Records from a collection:
########################################
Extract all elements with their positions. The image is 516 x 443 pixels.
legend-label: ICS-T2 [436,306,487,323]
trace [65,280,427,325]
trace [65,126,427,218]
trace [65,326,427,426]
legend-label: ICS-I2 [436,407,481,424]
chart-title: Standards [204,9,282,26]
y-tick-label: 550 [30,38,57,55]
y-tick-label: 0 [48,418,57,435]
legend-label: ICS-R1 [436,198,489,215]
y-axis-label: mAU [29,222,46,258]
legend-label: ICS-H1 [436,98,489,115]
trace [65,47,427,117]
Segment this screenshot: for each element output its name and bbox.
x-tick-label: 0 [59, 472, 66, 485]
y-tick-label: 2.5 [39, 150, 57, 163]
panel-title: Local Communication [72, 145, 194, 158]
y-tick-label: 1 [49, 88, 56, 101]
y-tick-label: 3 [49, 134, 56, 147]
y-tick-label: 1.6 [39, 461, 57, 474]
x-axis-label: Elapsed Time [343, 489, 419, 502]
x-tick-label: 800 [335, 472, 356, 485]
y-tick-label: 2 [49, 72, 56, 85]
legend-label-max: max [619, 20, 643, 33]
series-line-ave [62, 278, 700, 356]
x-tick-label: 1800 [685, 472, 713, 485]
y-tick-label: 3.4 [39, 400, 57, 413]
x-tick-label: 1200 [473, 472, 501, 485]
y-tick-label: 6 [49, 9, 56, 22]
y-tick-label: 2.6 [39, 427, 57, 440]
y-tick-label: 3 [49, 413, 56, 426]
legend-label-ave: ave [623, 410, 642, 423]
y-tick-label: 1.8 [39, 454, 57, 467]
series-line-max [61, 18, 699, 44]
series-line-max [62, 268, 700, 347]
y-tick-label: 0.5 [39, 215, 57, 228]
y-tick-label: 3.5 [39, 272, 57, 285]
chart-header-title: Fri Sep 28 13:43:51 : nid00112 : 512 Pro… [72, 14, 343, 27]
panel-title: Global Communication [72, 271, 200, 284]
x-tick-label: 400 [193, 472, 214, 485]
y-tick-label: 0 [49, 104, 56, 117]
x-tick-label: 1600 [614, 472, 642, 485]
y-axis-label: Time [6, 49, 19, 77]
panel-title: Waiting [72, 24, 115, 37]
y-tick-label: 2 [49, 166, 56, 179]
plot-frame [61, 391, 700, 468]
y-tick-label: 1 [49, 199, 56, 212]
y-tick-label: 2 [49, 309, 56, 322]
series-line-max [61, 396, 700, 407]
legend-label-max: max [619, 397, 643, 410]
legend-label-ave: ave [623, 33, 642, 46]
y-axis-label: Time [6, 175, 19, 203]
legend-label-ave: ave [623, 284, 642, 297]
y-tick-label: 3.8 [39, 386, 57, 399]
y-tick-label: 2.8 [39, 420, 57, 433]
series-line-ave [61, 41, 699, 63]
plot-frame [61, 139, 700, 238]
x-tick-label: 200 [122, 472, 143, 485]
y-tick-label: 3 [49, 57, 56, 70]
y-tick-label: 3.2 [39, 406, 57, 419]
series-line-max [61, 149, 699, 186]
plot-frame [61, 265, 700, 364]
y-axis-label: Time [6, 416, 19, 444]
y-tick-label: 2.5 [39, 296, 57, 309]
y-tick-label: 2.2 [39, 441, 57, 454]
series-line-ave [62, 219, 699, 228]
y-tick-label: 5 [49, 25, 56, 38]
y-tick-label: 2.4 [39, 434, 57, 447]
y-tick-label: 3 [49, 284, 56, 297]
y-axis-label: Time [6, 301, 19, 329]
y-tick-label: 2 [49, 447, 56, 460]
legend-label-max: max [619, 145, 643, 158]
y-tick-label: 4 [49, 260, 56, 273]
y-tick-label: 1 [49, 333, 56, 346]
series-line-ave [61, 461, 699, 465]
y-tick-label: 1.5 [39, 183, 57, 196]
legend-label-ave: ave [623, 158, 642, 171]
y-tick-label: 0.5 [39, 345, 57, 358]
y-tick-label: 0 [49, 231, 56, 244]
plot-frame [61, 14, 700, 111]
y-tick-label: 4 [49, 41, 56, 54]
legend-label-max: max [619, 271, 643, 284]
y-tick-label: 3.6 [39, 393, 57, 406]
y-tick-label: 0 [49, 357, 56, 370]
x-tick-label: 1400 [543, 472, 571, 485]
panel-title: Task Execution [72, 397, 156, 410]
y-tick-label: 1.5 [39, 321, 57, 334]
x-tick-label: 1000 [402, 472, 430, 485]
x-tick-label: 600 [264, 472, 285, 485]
########################################
_EXERCISE_
Copy the stretch of the listing from its first line through the line containing "Segment this screenshot: for", including that line, and reproduce each line without any change.

_OUTPUT FOR THIS EXERCISE_
Extract all elements with their positions. The image is 516 x 443 pixels.
legend-label: ICS-T2 [436,306,487,323]
trace [65,280,427,325]
trace [65,126,427,218]
trace [65,326,427,426]
legend-label: ICS-I2 [436,407,481,424]
chart-title: Standards [204,9,282,26]
y-tick-label: 550 [30,38,57,55]
y-tick-label: 0 [48,418,57,435]
legend-label: ICS-R1 [436,198,489,215]
y-axis-label: mAU [29,222,46,258]
legend-label: ICS-H1 [436,98,489,115]
trace [65,47,427,117]
Segment this screenshot: for each element output its name and bbox.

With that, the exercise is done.